- **DESCRIPTION OF THE TASK**:
Return the whole listing exactly as it stands.

- **RECORDS PROVIDED**:
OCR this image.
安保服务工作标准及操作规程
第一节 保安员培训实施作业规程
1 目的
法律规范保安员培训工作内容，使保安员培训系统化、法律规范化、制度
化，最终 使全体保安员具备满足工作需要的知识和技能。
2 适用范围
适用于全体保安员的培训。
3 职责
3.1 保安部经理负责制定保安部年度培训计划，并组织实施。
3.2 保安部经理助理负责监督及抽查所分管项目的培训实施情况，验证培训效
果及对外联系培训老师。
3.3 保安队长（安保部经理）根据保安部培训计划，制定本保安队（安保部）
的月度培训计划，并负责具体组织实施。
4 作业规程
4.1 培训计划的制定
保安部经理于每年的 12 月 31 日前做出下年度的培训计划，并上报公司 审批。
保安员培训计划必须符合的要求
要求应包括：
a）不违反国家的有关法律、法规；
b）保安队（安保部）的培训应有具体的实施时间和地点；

- **FINISHED ANSWER**:
OCR this image.
安保服务工作标准及操作规程
第一节 保安员培训实施作业规程
1 目的
法律规范保安员培训工作内容，使保安员培训系统化、法律规范化、制度
化，最终 使全体保安员具备满足工作需要的知识和技能。
2 适用范围
适用于全体保安员的培训。
3 职责
3.1 保安部经理负责制定保安部年度培训计划，并组织实施。
3.2 保安部经理助理负责监督及抽查所分管项目的培训实施情况，验证培训效
果及对外联系培训老师。
3.3 保安队长（安保部经理）根据保安部培训计划，制定本保安队（安保部）
的月度培训计划，并负责具体组织实施。
4 作业规程
4.1 培训计划的制定
保安部经理于每年的 12 月 31 日前做出下年度的培训计划，并上报公司 审批。
保安员培训计划必须符合的要求
要求应包括：
a）不违反国家的有关法律、法规；
b）保安队（安保部）的培训应有具体的实施时间和地点；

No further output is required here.